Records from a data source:
* begin *

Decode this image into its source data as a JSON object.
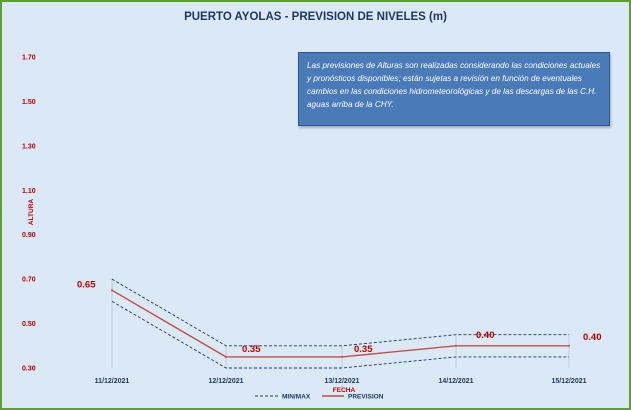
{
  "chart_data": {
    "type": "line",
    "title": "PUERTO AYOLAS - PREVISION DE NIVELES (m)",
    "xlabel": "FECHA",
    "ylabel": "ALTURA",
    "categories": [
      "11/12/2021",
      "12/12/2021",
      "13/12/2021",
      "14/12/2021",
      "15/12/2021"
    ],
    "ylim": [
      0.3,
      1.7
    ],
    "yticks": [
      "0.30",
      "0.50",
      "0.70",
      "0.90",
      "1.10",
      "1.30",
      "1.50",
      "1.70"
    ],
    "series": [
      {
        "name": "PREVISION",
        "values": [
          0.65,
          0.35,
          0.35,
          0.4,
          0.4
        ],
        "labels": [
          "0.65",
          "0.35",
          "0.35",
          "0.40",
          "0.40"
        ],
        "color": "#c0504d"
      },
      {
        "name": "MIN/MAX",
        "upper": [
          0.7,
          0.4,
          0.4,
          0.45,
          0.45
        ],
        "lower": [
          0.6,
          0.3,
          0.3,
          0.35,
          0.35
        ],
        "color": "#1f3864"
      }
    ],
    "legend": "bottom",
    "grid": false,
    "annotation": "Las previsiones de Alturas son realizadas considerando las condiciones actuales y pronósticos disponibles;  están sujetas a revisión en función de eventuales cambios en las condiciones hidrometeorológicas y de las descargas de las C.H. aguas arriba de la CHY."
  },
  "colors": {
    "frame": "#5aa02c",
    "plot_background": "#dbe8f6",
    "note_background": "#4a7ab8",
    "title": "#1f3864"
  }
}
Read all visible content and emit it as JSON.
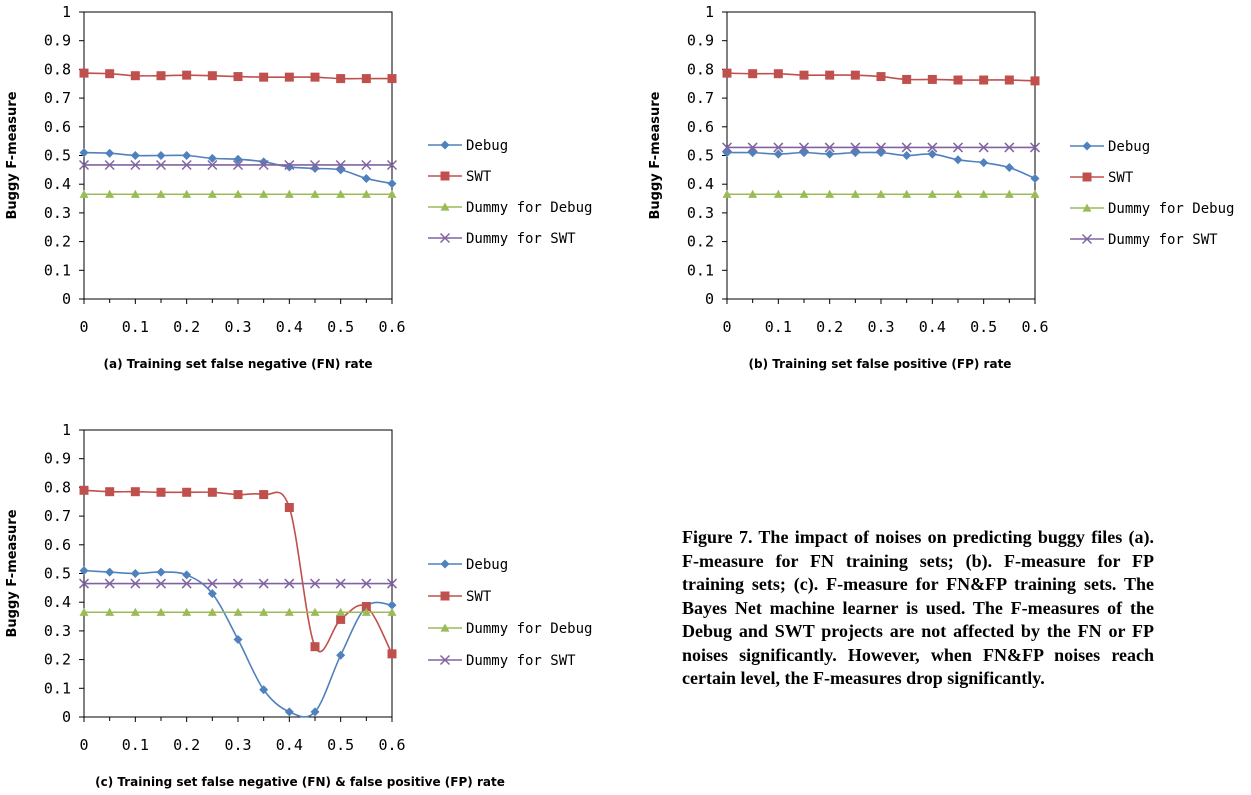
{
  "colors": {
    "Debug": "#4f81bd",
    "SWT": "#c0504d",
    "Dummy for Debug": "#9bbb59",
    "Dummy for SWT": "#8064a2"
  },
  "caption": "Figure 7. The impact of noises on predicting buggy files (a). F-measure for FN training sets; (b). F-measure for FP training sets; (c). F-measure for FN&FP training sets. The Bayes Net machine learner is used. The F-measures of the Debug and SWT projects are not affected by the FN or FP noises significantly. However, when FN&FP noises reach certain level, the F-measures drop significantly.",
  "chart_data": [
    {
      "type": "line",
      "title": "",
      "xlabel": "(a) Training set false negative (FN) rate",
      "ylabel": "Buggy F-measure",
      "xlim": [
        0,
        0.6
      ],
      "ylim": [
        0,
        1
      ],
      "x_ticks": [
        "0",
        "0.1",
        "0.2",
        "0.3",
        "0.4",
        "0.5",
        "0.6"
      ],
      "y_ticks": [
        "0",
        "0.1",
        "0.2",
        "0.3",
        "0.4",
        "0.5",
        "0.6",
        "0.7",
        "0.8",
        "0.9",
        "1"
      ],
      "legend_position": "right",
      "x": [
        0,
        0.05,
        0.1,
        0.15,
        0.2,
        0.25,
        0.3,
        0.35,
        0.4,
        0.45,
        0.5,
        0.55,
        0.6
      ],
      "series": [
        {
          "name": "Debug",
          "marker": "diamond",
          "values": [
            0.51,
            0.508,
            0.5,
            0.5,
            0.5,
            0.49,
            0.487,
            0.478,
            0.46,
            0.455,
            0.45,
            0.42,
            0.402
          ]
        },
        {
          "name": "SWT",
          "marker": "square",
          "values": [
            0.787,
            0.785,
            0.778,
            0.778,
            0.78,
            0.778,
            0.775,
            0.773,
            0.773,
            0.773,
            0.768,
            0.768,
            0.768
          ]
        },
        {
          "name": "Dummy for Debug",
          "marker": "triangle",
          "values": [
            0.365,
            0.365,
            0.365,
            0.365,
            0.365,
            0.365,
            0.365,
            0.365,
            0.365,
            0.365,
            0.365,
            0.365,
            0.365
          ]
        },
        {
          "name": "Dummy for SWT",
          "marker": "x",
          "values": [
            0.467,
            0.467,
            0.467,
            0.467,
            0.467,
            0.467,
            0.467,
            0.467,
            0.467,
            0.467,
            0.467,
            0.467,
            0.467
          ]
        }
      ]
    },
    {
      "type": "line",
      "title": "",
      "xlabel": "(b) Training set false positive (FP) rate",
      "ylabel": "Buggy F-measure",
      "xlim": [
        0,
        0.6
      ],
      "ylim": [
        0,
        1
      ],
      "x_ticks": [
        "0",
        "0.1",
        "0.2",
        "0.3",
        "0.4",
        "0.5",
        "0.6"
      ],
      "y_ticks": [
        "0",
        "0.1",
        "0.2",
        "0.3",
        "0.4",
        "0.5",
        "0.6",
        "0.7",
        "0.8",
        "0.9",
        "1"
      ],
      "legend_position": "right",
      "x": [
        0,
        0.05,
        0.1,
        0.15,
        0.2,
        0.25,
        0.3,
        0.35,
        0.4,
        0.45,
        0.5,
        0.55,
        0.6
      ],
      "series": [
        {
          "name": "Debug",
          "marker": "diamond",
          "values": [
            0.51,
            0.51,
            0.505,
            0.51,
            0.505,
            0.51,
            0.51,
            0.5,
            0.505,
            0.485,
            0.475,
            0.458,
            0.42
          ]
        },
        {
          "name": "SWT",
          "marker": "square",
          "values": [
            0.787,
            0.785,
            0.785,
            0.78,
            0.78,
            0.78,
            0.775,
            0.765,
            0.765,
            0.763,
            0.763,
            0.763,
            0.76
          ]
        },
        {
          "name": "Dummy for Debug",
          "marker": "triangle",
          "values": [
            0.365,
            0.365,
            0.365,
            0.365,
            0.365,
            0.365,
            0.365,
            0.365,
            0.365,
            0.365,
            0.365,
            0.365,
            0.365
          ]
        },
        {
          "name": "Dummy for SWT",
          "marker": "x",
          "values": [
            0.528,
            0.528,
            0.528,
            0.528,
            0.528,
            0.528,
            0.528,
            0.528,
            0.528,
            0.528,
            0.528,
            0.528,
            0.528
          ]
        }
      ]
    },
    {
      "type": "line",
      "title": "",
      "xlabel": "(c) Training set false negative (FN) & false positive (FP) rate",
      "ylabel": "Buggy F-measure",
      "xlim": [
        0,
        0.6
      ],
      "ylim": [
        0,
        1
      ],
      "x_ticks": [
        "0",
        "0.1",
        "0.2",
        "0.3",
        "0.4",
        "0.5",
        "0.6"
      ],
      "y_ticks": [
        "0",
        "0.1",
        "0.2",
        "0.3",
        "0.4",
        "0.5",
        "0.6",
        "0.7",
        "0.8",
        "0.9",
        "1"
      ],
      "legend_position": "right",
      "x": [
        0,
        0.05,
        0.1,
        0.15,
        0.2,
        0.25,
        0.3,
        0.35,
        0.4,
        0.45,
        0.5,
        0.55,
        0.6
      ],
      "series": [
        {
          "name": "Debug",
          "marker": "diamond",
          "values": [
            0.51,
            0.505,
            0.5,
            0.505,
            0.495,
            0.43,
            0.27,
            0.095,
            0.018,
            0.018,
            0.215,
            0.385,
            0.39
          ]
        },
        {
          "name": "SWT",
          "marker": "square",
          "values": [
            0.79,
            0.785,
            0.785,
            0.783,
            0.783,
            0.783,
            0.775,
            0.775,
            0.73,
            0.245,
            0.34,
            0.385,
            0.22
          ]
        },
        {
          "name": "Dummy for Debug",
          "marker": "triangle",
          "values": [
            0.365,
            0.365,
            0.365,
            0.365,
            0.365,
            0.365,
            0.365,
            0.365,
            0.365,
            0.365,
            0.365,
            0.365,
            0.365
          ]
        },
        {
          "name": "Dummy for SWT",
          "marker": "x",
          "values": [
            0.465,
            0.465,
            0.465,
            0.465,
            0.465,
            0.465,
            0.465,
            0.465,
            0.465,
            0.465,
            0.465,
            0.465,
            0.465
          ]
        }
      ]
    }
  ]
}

* end *

Work required:
Omit the pictures, then output the rest of the listing exactly.

Solution for this exercise:
Decode this image into its source data as a JSON object.
{
  "chart_data": {
    "type": "line",
    "title": "PUERTO AYOLAS - PREVISION DE NIVELES (m)",
    "xlabel": "FECHA",
    "ylabel": "ALTURA",
    "categories": [
      "11/12/2021",
      "12/12/2021",
      "13/12/2021",
      "14/12/2021",
      "15/12/2021"
    ],
    "ylim": [
      0.3,
      1.7
    ],
    "yticks": [
      "0.30",
      "0.50",
      "0.70",
      "0.90",
      "1.10",
      "1.30",
      "1.50",
      "1.70"
    ],
    "series": [
      {
        "name": "PREVISION",
        "values": [
          0.65,
          0.35,
          0.35,
          0.4,
          0.4
        ],
        "labels": [
          "0.65",
          "0.35",
          "0.35",
          "0.40",
          "0.40"
        ],
        "color": "#c0504d"
      },
      {
        "name": "MIN/MAX",
        "upper": [
          0.7,
          0.4,
          0.4,
          0.45,
          0.45
        ],
        "lower": [
          0.6,
          0.3,
          0.3,
          0.35,
          0.35
        ],
        "color": "#1f3864"
      }
    ],
    "legend": "bottom",
    "grid": false,
    "annotation": "Las previsiones de Alturas son realizadas considerando las condiciones actuales y pronósticos disponibles;  están sujetas a revisión en función de eventuales cambios en las condiciones hidrometeorológicas y de las descargas de las C.H. aguas arriba de la CHY."
  },
  "colors": {
    "frame": "#5aa02c",
    "plot_background": "#dbe8f6",
    "note_background": "#4a7ab8",
    "title": "#1f3864"
  }
}
Read all visible content and emit it as JSON.
{
  "colors": {
    "Debug": "#4f81bd",
    "SWT": "#c0504d",
    "Dummy for Debug": "#9bbb59",
    "Dummy for SWT": "#8064a2"
  },
  "caption": "Figure 7. The impact of noises on predicting buggy files (a). F-measure for FN training sets; (b). F-measure for FP training sets; (c). F-measure for FN&FP training sets. The Bayes Net machine learner is used. The F-measures of the Debug and SWT projects are not affected by the FN or FP noises significantly. However, when FN&FP noises reach certain level, the F-measures drop significantly.",
  "chart_data": [
    {
      "type": "line",
      "title": "",
      "xlabel": "(a) Training set false negative (FN) rate",
      "ylabel": "Buggy F-measure",
      "xlim": [
        0,
        0.6
      ],
      "ylim": [
        0,
        1
      ],
      "x_ticks": [
        "0",
        "0.1",
        "0.2",
        "0.3",
        "0.4",
        "0.5",
        "0.6"
      ],
      "y_ticks": [
        "0",
        "0.1",
        "0.2",
        "0.3",
        "0.4",
        "0.5",
        "0.6",
        "0.7",
        "0.8",
        "0.9",
        "1"
      ],
      "legend_position": "right",
      "x": [
        0,
        0.05,
        0.1,
        0.15,
        0.2,
        0.25,
        0.3,
        0.35,
        0.4,
        0.45,
        0.5,
        0.55,
        0.6
      ],
      "series": [
        {
          "name": "Debug",
          "marker": "diamond",
          "values": [
            0.51,
            0.508,
            0.5,
            0.5,
            0.5,
            0.49,
            0.487,
            0.478,
            0.46,
            0.455,
            0.45,
            0.42,
            0.402
          ]
        },
        {
          "name": "SWT",
          "marker": "square",
          "values": [
            0.787,
            0.785,
            0.778,
            0.778,
            0.78,
            0.778,
            0.775,
            0.773,
            0.773,
            0.773,
            0.768,
            0.768,
            0.768
          ]
        },
        {
          "name": "Dummy for Debug",
          "marker": "triangle",
          "values": [
            0.365,
            0.365,
            0.365,
            0.365,
            0.365,
            0.365,
            0.365,
            0.365,
            0.365,
            0.365,
            0.365,
            0.365,
            0.365
          ]
        },
        {
          "name": "Dummy for SWT",
          "marker": "x",
          "values": [
            0.467,
            0.467,
            0.467,
            0.467,
            0.467,
            0.467,
            0.467,
            0.467,
            0.467,
            0.467,
            0.467,
            0.467,
            0.467
          ]
        }
      ]
    },
    {
      "type": "line",
      "title": "",
      "xlabel": "(b) Training set false positive (FP) rate",
      "ylabel": "Buggy F-measure",
      "xlim": [
        0,
        0.6
      ],
      "ylim": [
        0,
        1
      ],
      "x_ticks": [
        "0",
        "0.1",
        "0.2",
        "0.3",
        "0.4",
        "0.5",
        "0.6"
      ],
      "y_ticks": [
        "0",
        "0.1",
        "0.2",
        "0.3",
        "0.4",
        "0.5",
        "0.6",
        "0.7",
        "0.8",
        "0.9",
        "1"
      ],
      "legend_position": "right",
      "x": [
        0,
        0.05,
        0.1,
        0.15,
        0.2,
        0.25,
        0.3,
        0.35,
        0.4,
        0.45,
        0.5,
        0.55,
        0.6
      ],
      "series": [
        {
          "name": "Debug",
          "marker": "diamond",
          "values": [
            0.51,
            0.51,
            0.505,
            0.51,
            0.505,
            0.51,
            0.51,
            0.5,
            0.505,
            0.485,
            0.475,
            0.458,
            0.42
          ]
        },
        {
          "name": "SWT",
          "marker": "square",
          "values": [
            0.787,
            0.785,
            0.785,
            0.78,
            0.78,
            0.78,
            0.775,
            0.765,
            0.765,
            0.763,
            0.763,
            0.763,
            0.76
          ]
        },
        {
          "name": "Dummy for Debug",
          "marker": "triangle",
          "values": [
            0.365,
            0.365,
            0.365,
            0.365,
            0.365,
            0.365,
            0.365,
            0.365,
            0.365,
            0.365,
            0.365,
            0.365,
            0.365
          ]
        },
        {
          "name": "Dummy for SWT",
          "marker": "x",
          "values": [
            0.528,
            0.528,
            0.528,
            0.528,
            0.528,
            0.528,
            0.528,
            0.528,
            0.528,
            0.528,
            0.528,
            0.528,
            0.528
          ]
        }
      ]
    },
    {
      "type": "line",
      "title": "",
      "xlabel": "(c) Training set false negative (FN) & false positive (FP) rate",
      "ylabel": "Buggy F-measure",
      "xlim": [
        0,
        0.6
      ],
      "ylim": [
        0,
        1
      ],
      "x_ticks": [
        "0",
        "0.1",
        "0.2",
        "0.3",
        "0.4",
        "0.5",
        "0.6"
      ],
      "y_ticks": [
        "0",
        "0.1",
        "0.2",
        "0.3",
        "0.4",
        "0.5",
        "0.6",
        "0.7",
        "0.8",
        "0.9",
        "1"
      ],
      "legend_position": "right",
      "x": [
        0,
        0.05,
        0.1,
        0.15,
        0.2,
        0.25,
        0.3,
        0.35,
        0.4,
        0.45,
        0.5,
        0.55,
        0.6
      ],
      "series": [
        {
          "name": "Debug",
          "marker": "diamond",
          "values": [
            0.51,
            0.505,
            0.5,
            0.505,
            0.495,
            0.43,
            0.27,
            0.095,
            0.018,
            0.018,
            0.215,
            0.385,
            0.39
          ]
        },
        {
          "name": "SWT",
          "marker": "square",
          "values": [
            0.79,
            0.785,
            0.785,
            0.783,
            0.783,
            0.783,
            0.775,
            0.775,
            0.73,
            0.245,
            0.34,
            0.385,
            0.22
          ]
        },
        {
          "name": "Dummy for Debug",
          "marker": "triangle",
          "values": [
            0.365,
            0.365,
            0.365,
            0.365,
            0.365,
            0.365,
            0.365,
            0.365,
            0.365,
            0.365,
            0.365,
            0.365,
            0.365
          ]
        },
        {
          "name": "Dummy for SWT",
          "marker": "x",
          "values": [
            0.465,
            0.465,
            0.465,
            0.465,
            0.465,
            0.465,
            0.465,
            0.465,
            0.465,
            0.465,
            0.465,
            0.465,
            0.465
          ]
        }
      ]
    }
  ]
}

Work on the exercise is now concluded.